*WHAT TO PRODUCE*: Carry none of the pictures over; write out the complete data exactly.

** Begin RECORDED INFORMATION **

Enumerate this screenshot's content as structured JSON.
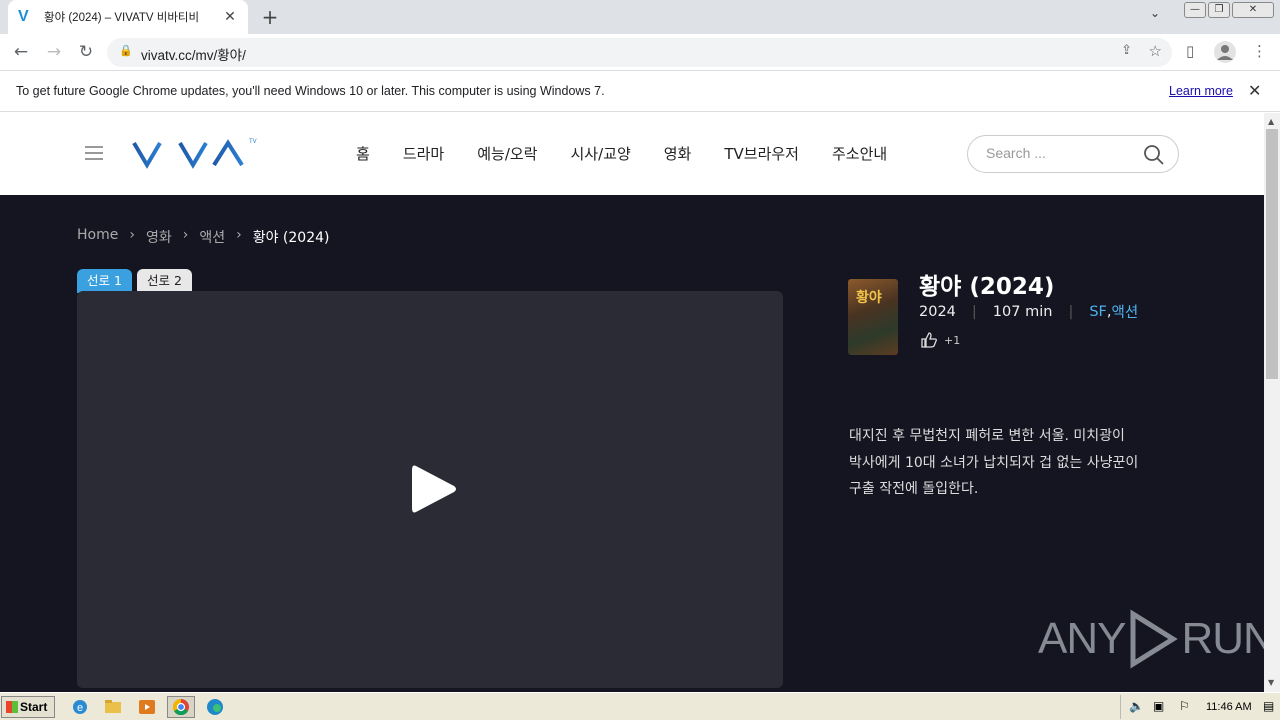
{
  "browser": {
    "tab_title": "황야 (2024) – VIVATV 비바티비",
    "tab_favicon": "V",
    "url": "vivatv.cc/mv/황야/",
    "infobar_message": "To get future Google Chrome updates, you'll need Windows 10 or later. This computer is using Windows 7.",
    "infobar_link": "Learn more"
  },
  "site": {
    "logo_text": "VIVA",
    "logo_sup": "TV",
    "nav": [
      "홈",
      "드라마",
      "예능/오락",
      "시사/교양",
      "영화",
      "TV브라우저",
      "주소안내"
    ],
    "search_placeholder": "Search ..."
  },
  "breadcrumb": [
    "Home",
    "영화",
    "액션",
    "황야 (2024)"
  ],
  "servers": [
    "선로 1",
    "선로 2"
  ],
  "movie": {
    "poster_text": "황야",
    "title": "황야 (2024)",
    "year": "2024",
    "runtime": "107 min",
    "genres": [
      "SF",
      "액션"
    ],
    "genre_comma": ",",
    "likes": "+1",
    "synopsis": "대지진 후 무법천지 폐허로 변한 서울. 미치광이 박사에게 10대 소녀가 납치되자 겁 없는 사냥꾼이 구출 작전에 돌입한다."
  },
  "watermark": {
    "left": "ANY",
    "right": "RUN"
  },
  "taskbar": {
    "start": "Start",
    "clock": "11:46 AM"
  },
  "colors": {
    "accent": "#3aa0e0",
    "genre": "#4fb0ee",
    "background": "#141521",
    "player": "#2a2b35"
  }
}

** End RECORDED INFORMATION **

*COMPLETED EXERCISE*:
Enumerate this screenshot's content as structured JSON.
{
  "browser": {
    "tab_title": "황야 (2024) – VIVATV 비바티비",
    "tab_favicon": "V",
    "url": "vivatv.cc/mv/황야/",
    "infobar_message": "To get future Google Chrome updates, you'll need Windows 10 or later. This computer is using Windows 7.",
    "infobar_link": "Learn more"
  },
  "site": {
    "logo_text": "VIVA",
    "logo_sup": "TV",
    "nav": [
      "홈",
      "드라마",
      "예능/오락",
      "시사/교양",
      "영화",
      "TV브라우저",
      "주소안내"
    ],
    "search_placeholder": "Search ..."
  },
  "breadcrumb": [
    "Home",
    "영화",
    "액션",
    "황야 (2024)"
  ],
  "servers": [
    "선로 1",
    "선로 2"
  ],
  "movie": {
    "poster_text": "황야",
    "title": "황야 (2024)",
    "year": "2024",
    "runtime": "107 min",
    "genres": [
      "SF",
      "액션"
    ],
    "genre_comma": ",",
    "likes": "+1",
    "synopsis": "대지진 후 무법천지 폐허로 변한 서울. 미치광이 박사에게 10대 소녀가 납치되자 겁 없는 사냥꾼이 구출 작전에 돌입한다."
  },
  "watermark": {
    "left": "ANY",
    "right": "RUN"
  },
  "taskbar": {
    "start": "Start",
    "clock": "11:46 AM"
  },
  "colors": {
    "accent": "#3aa0e0",
    "genre": "#4fb0ee",
    "background": "#141521",
    "player": "#2a2b35"
  }
}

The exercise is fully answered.